Extracted entries >>

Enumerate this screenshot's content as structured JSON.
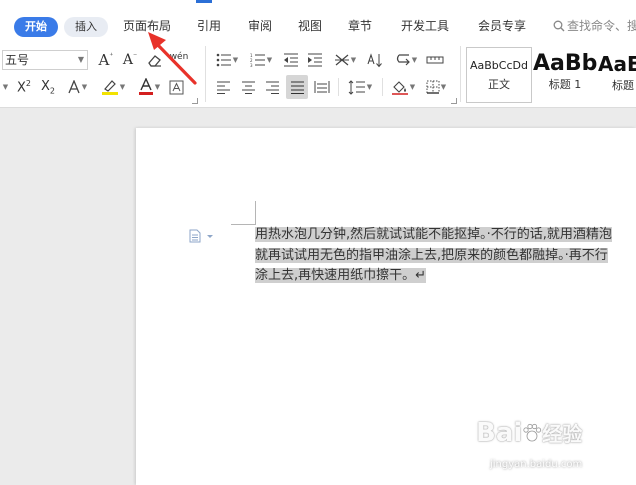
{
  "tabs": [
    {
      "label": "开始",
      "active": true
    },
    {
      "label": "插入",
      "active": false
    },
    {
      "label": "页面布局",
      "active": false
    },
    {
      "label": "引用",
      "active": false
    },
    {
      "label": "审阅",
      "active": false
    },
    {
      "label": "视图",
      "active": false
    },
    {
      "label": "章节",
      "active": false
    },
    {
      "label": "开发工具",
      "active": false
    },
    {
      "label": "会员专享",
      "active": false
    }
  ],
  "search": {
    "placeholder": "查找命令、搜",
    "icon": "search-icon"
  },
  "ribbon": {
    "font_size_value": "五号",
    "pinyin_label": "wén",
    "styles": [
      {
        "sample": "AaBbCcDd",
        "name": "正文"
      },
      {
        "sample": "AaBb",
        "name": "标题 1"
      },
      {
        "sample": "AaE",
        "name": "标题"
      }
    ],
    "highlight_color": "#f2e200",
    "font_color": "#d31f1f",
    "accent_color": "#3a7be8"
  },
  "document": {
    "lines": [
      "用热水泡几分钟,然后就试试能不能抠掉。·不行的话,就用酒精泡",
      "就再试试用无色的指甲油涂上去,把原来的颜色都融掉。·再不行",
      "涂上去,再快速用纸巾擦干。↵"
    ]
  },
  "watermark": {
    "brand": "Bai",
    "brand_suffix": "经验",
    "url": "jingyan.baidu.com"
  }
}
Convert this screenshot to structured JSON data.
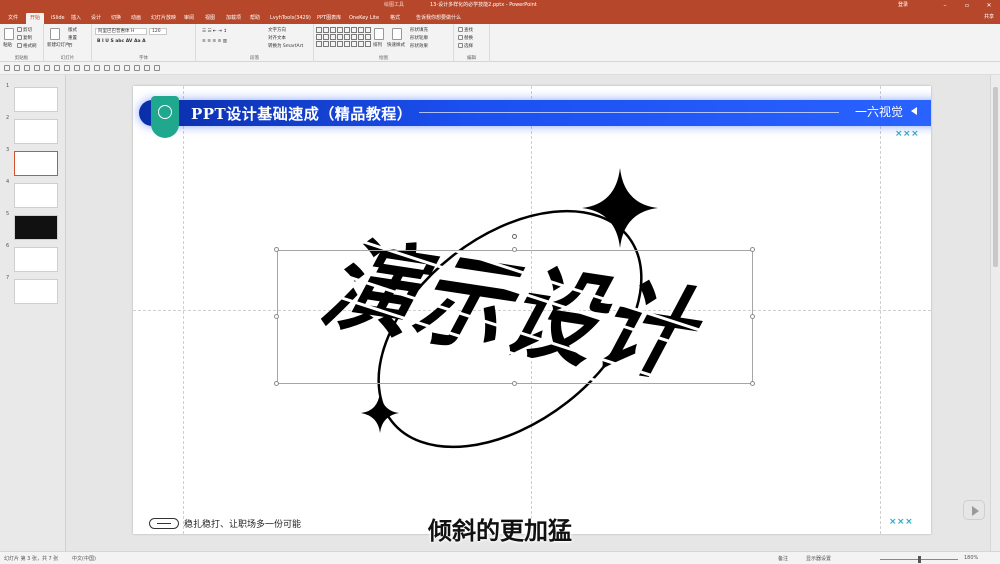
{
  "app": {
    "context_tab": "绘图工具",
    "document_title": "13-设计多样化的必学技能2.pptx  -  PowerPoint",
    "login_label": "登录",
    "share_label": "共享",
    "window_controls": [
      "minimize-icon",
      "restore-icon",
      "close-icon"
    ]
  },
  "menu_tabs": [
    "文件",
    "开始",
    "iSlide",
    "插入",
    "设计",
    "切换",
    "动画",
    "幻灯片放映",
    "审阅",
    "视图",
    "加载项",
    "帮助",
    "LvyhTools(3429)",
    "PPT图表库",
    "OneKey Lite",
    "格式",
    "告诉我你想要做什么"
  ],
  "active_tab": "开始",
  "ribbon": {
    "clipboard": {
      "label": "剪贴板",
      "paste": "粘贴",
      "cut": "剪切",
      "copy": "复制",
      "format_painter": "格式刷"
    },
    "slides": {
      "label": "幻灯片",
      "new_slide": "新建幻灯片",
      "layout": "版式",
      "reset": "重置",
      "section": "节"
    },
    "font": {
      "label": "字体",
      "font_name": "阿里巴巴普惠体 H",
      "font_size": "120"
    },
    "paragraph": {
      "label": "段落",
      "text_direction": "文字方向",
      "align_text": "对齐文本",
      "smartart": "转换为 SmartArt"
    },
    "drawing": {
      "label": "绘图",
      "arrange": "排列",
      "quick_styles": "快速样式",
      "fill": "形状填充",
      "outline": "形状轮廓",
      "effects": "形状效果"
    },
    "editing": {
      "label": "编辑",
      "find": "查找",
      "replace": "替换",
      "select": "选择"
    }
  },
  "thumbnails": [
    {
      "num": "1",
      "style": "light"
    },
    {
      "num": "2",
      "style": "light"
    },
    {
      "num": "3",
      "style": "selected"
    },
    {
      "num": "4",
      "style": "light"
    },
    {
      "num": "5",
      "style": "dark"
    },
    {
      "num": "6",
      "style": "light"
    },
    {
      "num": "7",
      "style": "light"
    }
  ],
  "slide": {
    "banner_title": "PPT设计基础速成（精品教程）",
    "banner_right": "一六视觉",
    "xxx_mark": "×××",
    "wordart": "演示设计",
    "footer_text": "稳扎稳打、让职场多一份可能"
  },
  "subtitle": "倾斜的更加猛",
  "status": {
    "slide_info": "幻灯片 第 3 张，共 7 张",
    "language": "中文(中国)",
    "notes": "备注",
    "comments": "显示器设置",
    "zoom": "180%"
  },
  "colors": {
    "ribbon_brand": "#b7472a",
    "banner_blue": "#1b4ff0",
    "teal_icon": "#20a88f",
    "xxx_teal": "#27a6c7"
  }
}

Written task >> Copy each line above where the string "structured" occurs.

Solution for this problem >>
Enumerate this screenshot's content as structured JSON.
Convert this screenshot to structured JSON data.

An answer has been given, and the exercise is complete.